* _WHAT TO WORK ON_:
Skip the pictures. Repeat everything else in the records word for word.

— start —

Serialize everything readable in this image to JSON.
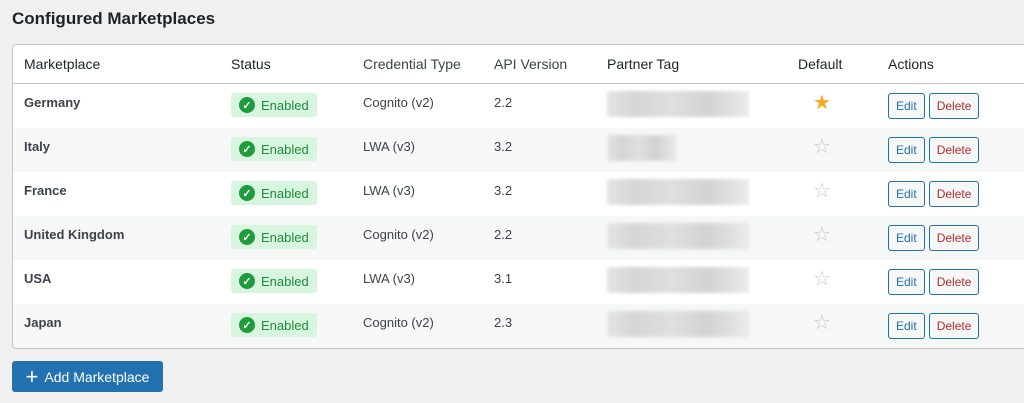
{
  "title": "Configured Marketplaces",
  "columns": [
    "Marketplace",
    "Status",
    "Credential Type",
    "API Version",
    "Partner Tag",
    "Default",
    "Actions"
  ],
  "rows": [
    {
      "marketplace": "Germany",
      "status": "Enabled",
      "credential": "Cognito (v2)",
      "api": "2.2",
      "default": true
    },
    {
      "marketplace": "Italy",
      "status": "Enabled",
      "credential": "LWA (v3)",
      "api": "3.2",
      "default": false
    },
    {
      "marketplace": "France",
      "status": "Enabled",
      "credential": "LWA (v3)",
      "api": "3.2",
      "default": false
    },
    {
      "marketplace": "United Kingdom",
      "status": "Enabled",
      "credential": "Cognito (v2)",
      "api": "2.2",
      "default": false
    },
    {
      "marketplace": "USA",
      "status": "Enabled",
      "credential": "LWA (v3)",
      "api": "3.1",
      "default": false
    },
    {
      "marketplace": "Japan",
      "status": "Enabled",
      "credential": "Cognito (v2)",
      "api": "2.3",
      "default": false
    }
  ],
  "actions": {
    "edit": "Edit",
    "delete": "Delete"
  },
  "add_button": "Add Marketplace",
  "colors": {
    "accent": "#2271b1",
    "enabled_bg": "#d7f5df",
    "enabled_text": "#1e8c3a",
    "star": "#f0ad1e",
    "delete": "#b32d2e"
  }
}
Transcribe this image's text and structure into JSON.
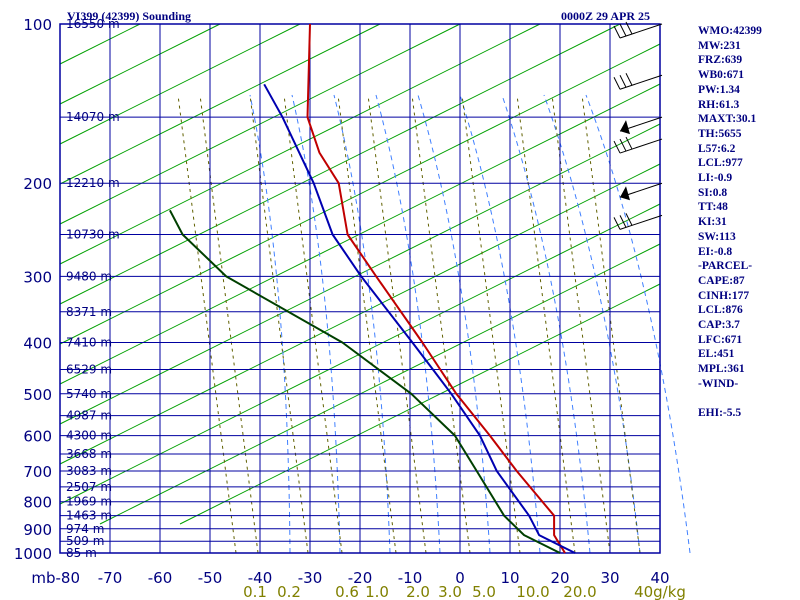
{
  "header": {
    "station_title": "VI399 (42399) Sounding",
    "valid_time": "0000Z 29 APR 25"
  },
  "stats": [
    "WMO:42399",
    "MW:231",
    "FRZ:639",
    "WB0:671",
    "PW:1.34",
    "RH:61.3",
    "MAXT:30.1",
    "TH:5655",
    "L57:6.2",
    "LCL:977",
    "LI:-0.9",
    "SI:0.8",
    "TT:48",
    "KI:31",
    "SW:113",
    "EI:-0.8",
    "-PARCEL-",
    "CAPE:87",
    "CINH:177",
    "LCL:876",
    "CAP:3.7",
    "LFC:671",
    "EL:451",
    "MPL:361",
    "-WIND-",
    "",
    "EHI:-5.5"
  ],
  "colors": {
    "grid": "#0000a0",
    "temperature": "#c00000",
    "dewpoint": "#004000",
    "parcel": "#0000b0",
    "dry_adiabat": "#00a000",
    "moist_adiabat": "#4080ff",
    "mixing_ratio": "#606000",
    "temp_axis_text": "#000080",
    "mixing_axis_text": "#808000"
  },
  "chart_data": {
    "type": "line",
    "title": "VI399 (42399) Sounding",
    "diagram": "skew-T log-P",
    "xlabel": "",
    "ylabel": "mb",
    "y_scale": "log-reversed",
    "ylim": [
      1000,
      100
    ],
    "xlim": [
      -80,
      40
    ],
    "grid": true,
    "pressure_ticks": [
      100,
      200,
      300,
      400,
      500,
      600,
      700,
      800,
      900,
      1000
    ],
    "pressure_tick_labels": [
      "100",
      "200",
      "300",
      "400",
      "500",
      "600",
      "700",
      "800",
      "900",
      "1000"
    ],
    "temperature_ticks": [
      -80,
      -70,
      -60,
      -50,
      -40,
      -30,
      -20,
      -10,
      0,
      10,
      20,
      30,
      40
    ],
    "temperature_tick_labels": [
      "mb-80",
      "-70",
      "-60",
      "-50",
      "-40",
      "-30",
      "-20",
      "-10",
      "0",
      "10",
      "20",
      "30",
      "40"
    ],
    "mixing_ratio_ticks": [
      0.1,
      0.2,
      0.6,
      1.0,
      2.0,
      3.0,
      5.0,
      10.0,
      20.0,
      30.0,
      40
    ],
    "mixing_ratio_tick_labels": [
      "0.1",
      "0.2",
      "0.6",
      "1.0",
      "2.0",
      "3.0",
      "5.0",
      "10.0",
      "20.0",
      "",
      "40g/kg"
    ],
    "height_levels": [
      {
        "p": 100,
        "label": "16550 m"
      },
      {
        "p": 150,
        "label": "14070 m"
      },
      {
        "p": 200,
        "label": "12210 m"
      },
      {
        "p": 250,
        "label": "10730 m"
      },
      {
        "p": 300,
        "label": "9480 m"
      },
      {
        "p": 350,
        "label": "8371 m"
      },
      {
        "p": 400,
        "label": "7410 m"
      },
      {
        "p": 450,
        "label": "6529 m"
      },
      {
        "p": 500,
        "label": "5740 m"
      },
      {
        "p": 550,
        "label": "4987 m"
      },
      {
        "p": 600,
        "label": "4300 m"
      },
      {
        "p": 650,
        "label": "3668 m"
      },
      {
        "p": 700,
        "label": "3083 m"
      },
      {
        "p": 750,
        "label": "2507 m"
      },
      {
        "p": 800,
        "label": "1969 m"
      },
      {
        "p": 850,
        "label": "1463 m"
      },
      {
        "p": 900,
        "label": "974 m"
      },
      {
        "p": 950,
        "label": "509 m"
      },
      {
        "p": 1000,
        "label": "85 m"
      }
    ],
    "series": [
      {
        "key": "temperature",
        "points": [
          [
            1000,
            21
          ],
          [
            925,
            17
          ],
          [
            850,
            15
          ],
          [
            700,
            3
          ],
          [
            600,
            -6
          ],
          [
            500,
            -17
          ],
          [
            400,
            -29
          ],
          [
            300,
            -45
          ],
          [
            250,
            -55
          ],
          [
            200,
            -62
          ],
          [
            175,
            -69
          ],
          [
            150,
            -75
          ],
          [
            100,
            -84
          ]
        ]
      },
      {
        "key": "dewpoint",
        "points": [
          [
            1000,
            20
          ],
          [
            925,
            11
          ],
          [
            850,
            5
          ],
          [
            700,
            -5
          ],
          [
            600,
            -13
          ],
          [
            500,
            -26
          ],
          [
            400,
            -45
          ],
          [
            300,
            -75
          ],
          [
            250,
            -88
          ],
          [
            225,
            -93
          ]
        ]
      },
      {
        "key": "parcel",
        "points": [
          [
            1000,
            23
          ],
          [
            925,
            14
          ],
          [
            850,
            10
          ],
          [
            700,
            -1
          ],
          [
            600,
            -8
          ],
          [
            500,
            -18
          ],
          [
            451,
            -24
          ],
          [
            400,
            -31
          ],
          [
            300,
            -48
          ],
          [
            250,
            -58
          ],
          [
            200,
            -67
          ],
          [
            150,
            -80
          ],
          [
            130,
            -87
          ]
        ]
      }
    ],
    "wind_barb_levels": [
      100,
      125,
      150,
      165,
      200,
      230
    ]
  }
}
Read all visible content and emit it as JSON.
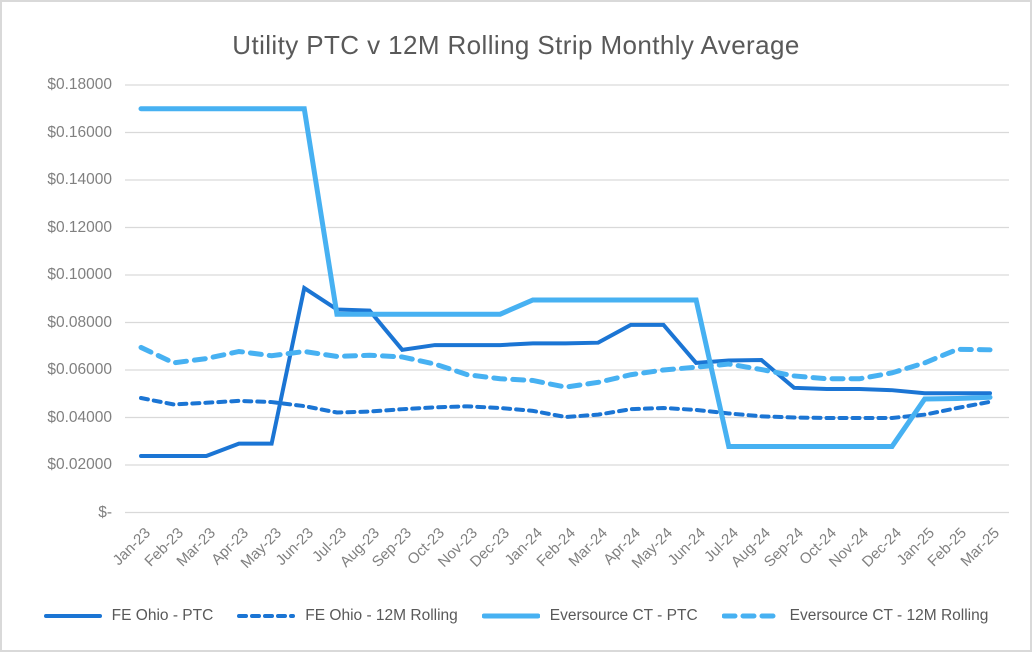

— end —

* _SOLUTION BELOW_:
Serialize everything readable in this image to JSON.
{
  "title": "Configured Marketplaces",
  "columns": [
    "Marketplace",
    "Status",
    "Credential Type",
    "API Version",
    "Partner Tag",
    "Default",
    "Actions"
  ],
  "rows": [
    {
      "marketplace": "Germany",
      "status": "Enabled",
      "credential": "Cognito (v2)",
      "api": "2.2",
      "default": true
    },
    {
      "marketplace": "Italy",
      "status": "Enabled",
      "credential": "LWA (v3)",
      "api": "3.2",
      "default": false
    },
    {
      "marketplace": "France",
      "status": "Enabled",
      "credential": "LWA (v3)",
      "api": "3.2",
      "default": false
    },
    {
      "marketplace": "United Kingdom",
      "status": "Enabled",
      "credential": "Cognito (v2)",
      "api": "2.2",
      "default": false
    },
    {
      "marketplace": "USA",
      "status": "Enabled",
      "credential": "LWA (v3)",
      "api": "3.1",
      "default": false
    },
    {
      "marketplace": "Japan",
      "status": "Enabled",
      "credential": "Cognito (v2)",
      "api": "2.3",
      "default": false
    }
  ],
  "actions": {
    "edit": "Edit",
    "delete": "Delete"
  },
  "add_button": "Add Marketplace",
  "colors": {
    "accent": "#2271b1",
    "enabled_bg": "#d7f5df",
    "enabled_text": "#1e8c3a",
    "star": "#f0ad1e",
    "delete": "#b32d2e"
  }
}
Transcribe this image's text and structure into JSON.
{
  "header": {
    "station_title": "VI399 (42399) Sounding",
    "valid_time": "0000Z 29 APR 25"
  },
  "stats": [
    "WMO:42399",
    "MW:231",
    "FRZ:639",
    "WB0:671",
    "PW:1.34",
    "RH:61.3",
    "MAXT:30.1",
    "TH:5655",
    "L57:6.2",
    "LCL:977",
    "LI:-0.9",
    "SI:0.8",
    "TT:48",
    "KI:31",
    "SW:113",
    "EI:-0.8",
    "-PARCEL-",
    "CAPE:87",
    "CINH:177",
    "LCL:876",
    "CAP:3.7",
    "LFC:671",
    "EL:451",
    "MPL:361",
    "-WIND-",
    "",
    "EHI:-5.5"
  ],
  "colors": {
    "grid": "#0000a0",
    "temperature": "#c00000",
    "dewpoint": "#004000",
    "parcel": "#0000b0",
    "dry_adiabat": "#00a000",
    "moist_adiabat": "#4080ff",
    "mixing_ratio": "#606000",
    "temp_axis_text": "#000080",
    "mixing_axis_text": "#808000"
  },
  "chart_data": {
    "type": "line",
    "title": "VI399 (42399) Sounding",
    "diagram": "skew-T log-P",
    "xlabel": "",
    "ylabel": "mb",
    "y_scale": "log-reversed",
    "ylim": [
      1000,
      100
    ],
    "xlim": [
      -80,
      40
    ],
    "grid": true,
    "pressure_ticks": [
      100,
      200,
      300,
      400,
      500,
      600,
      700,
      800,
      900,
      1000
    ],
    "pressure_tick_labels": [
      "100",
      "200",
      "300",
      "400",
      "500",
      "600",
      "700",
      "800",
      "900",
      "1000"
    ],
    "temperature_ticks": [
      -80,
      -70,
      -60,
      -50,
      -40,
      -30,
      -20,
      -10,
      0,
      10,
      20,
      30,
      40
    ],
    "temperature_tick_labels": [
      "mb-80",
      "-70",
      "-60",
      "-50",
      "-40",
      "-30",
      "-20",
      "-10",
      "0",
      "10",
      "20",
      "30",
      "40"
    ],
    "mixing_ratio_ticks": [
      0.1,
      0.2,
      0.6,
      1.0,
      2.0,
      3.0,
      5.0,
      10.0,
      20.0,
      30.0,
      40
    ],
    "mixing_ratio_tick_labels": [
      "0.1",
      "0.2",
      "0.6",
      "1.0",
      "2.0",
      "3.0",
      "5.0",
      "10.0",
      "20.0",
      "",
      "40g/kg"
    ],
    "height_levels": [
      {
        "p": 100,
        "label": "16550 m"
      },
      {
        "p": 150,
        "label": "14070 m"
      },
      {
        "p": 200,
        "label": "12210 m"
      },
      {
        "p": 250,
        "label": "10730 m"
      },
      {
        "p": 300,
        "label": "9480 m"
      },
      {
        "p": 350,
        "label": "8371 m"
      },
      {
        "p": 400,
        "label": "7410 m"
      },
      {
        "p": 450,
        "label": "6529 m"
      },
      {
        "p": 500,
        "label": "5740 m"
      },
      {
        "p": 550,
        "label": "4987 m"
      },
      {
        "p": 600,
        "label": "4300 m"
      },
      {
        "p": 650,
        "label": "3668 m"
      },
      {
        "p": 700,
        "label": "3083 m"
      },
      {
        "p": 750,
        "label": "2507 m"
      },
      {
        "p": 800,
        "label": "1969 m"
      },
      {
        "p": 850,
        "label": "1463 m"
      },
      {
        "p": 900,
        "label": "974 m"
      },
      {
        "p": 950,
        "label": "509 m"
      },
      {
        "p": 1000,
        "label": "85 m"
      }
    ],
    "series": [
      {
        "key": "temperature",
        "points": [
          [
            1000,
            21
          ],
          [
            925,
            17
          ],
          [
            850,
            15
          ],
          [
            700,
            3
          ],
          [
            600,
            -6
          ],
          [
            500,
            -17
          ],
          [
            400,
            -29
          ],
          [
            300,
            -45
          ],
          [
            250,
            -55
          ],
          [
            200,
            -62
          ],
          [
            175,
            -69
          ],
          [
            150,
            -75
          ],
          [
            100,
            -84
          ]
        ]
      },
      {
        "key": "dewpoint",
        "points": [
          [
            1000,
            20
          ],
          [
            925,
            11
          ],
          [
            850,
            5
          ],
          [
            700,
            -5
          ],
          [
            600,
            -13
          ],
          [
            500,
            -26
          ],
          [
            400,
            -45
          ],
          [
            300,
            -75
          ],
          [
            250,
            -88
          ],
          [
            225,
            -93
          ]
        ]
      },
      {
        "key": "parcel",
        "points": [
          [
            1000,
            23
          ],
          [
            925,
            14
          ],
          [
            850,
            10
          ],
          [
            700,
            -1
          ],
          [
            600,
            -8
          ],
          [
            500,
            -18
          ],
          [
            451,
            -24
          ],
          [
            400,
            -31
          ],
          [
            300,
            -48
          ],
          [
            250,
            -58
          ],
          [
            200,
            -67
          ],
          [
            150,
            -80
          ],
          [
            130,
            -87
          ]
        ]
      }
    ],
    "wind_barb_levels": [
      100,
      125,
      150,
      165,
      200,
      230
    ]
  }
}
Read all visible content and emit it as JSON.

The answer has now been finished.